## Provided entries
* start *

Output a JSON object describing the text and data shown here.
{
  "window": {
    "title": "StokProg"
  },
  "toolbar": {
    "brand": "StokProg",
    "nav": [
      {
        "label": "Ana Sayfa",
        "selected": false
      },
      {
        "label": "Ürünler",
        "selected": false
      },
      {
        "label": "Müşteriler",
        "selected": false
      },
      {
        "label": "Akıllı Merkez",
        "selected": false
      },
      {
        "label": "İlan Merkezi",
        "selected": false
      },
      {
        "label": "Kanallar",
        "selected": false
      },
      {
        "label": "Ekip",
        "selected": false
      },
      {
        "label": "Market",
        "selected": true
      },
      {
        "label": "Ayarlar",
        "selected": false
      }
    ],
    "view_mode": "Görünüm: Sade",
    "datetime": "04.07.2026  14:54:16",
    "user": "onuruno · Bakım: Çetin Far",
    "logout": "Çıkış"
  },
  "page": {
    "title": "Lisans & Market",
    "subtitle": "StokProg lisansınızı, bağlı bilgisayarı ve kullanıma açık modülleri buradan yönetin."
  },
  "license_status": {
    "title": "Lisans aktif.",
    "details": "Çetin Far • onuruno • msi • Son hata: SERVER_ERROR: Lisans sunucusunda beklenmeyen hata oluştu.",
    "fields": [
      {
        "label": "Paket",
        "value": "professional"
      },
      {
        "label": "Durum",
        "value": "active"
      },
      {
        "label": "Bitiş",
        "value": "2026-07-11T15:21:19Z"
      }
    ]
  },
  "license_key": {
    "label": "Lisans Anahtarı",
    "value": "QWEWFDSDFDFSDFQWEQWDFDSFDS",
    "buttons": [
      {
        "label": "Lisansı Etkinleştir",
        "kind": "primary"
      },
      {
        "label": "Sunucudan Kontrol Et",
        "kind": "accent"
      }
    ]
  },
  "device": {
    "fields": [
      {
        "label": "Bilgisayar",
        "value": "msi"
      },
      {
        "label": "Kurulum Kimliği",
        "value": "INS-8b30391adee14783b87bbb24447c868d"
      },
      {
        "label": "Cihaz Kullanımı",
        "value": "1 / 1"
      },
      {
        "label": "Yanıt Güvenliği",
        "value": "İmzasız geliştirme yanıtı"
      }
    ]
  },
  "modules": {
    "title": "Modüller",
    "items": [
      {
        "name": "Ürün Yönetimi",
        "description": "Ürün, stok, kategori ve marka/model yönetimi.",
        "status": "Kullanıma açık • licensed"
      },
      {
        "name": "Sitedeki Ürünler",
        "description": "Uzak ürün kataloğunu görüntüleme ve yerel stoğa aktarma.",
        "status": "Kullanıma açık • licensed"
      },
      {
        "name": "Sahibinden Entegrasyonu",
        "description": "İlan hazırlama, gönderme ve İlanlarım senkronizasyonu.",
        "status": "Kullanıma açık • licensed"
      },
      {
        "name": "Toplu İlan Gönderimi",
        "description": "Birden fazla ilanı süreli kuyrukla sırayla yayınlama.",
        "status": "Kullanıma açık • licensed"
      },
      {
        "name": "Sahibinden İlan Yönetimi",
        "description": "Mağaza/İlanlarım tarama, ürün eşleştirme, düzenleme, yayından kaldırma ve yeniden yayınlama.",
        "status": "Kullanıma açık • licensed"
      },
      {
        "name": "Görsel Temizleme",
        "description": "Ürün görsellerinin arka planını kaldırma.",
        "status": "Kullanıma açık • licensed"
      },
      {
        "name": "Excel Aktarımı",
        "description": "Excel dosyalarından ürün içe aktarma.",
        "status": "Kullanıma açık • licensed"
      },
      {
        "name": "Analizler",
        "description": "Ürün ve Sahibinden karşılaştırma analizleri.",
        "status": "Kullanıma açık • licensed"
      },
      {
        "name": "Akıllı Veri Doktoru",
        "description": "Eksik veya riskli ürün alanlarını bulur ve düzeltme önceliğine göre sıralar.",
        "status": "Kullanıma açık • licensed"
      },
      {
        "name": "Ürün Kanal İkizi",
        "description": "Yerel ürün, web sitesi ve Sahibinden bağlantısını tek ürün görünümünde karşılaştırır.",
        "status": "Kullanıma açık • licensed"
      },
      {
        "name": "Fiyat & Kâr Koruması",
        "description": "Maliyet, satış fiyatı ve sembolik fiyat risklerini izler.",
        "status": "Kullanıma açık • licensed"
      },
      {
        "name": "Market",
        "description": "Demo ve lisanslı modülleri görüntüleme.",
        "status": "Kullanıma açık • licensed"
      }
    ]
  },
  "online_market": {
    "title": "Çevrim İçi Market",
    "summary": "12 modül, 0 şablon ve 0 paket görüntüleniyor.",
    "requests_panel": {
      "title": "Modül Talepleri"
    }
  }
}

* end *

Report only the number of lines that hold the word "kaldırma".

2